## Goal
In the data, extract each line that holds the string "ftill".

--- Supplied data ---

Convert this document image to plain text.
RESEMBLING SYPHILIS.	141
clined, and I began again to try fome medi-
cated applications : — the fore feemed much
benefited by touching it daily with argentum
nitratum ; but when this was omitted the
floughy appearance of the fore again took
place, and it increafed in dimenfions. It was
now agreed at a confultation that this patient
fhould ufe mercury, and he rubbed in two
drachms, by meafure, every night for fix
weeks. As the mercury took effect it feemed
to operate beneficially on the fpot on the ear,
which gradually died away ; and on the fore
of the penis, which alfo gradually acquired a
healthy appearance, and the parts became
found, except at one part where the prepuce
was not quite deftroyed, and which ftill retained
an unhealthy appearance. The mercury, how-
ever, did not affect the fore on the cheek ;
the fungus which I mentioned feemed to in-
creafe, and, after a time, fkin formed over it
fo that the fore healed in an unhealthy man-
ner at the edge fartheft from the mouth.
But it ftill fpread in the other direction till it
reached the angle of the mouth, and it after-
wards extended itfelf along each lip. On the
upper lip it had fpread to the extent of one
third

---

## Response to this exercise
was not quite deftroyed, and which ftill retained
But it ftill fpread in the other direction till it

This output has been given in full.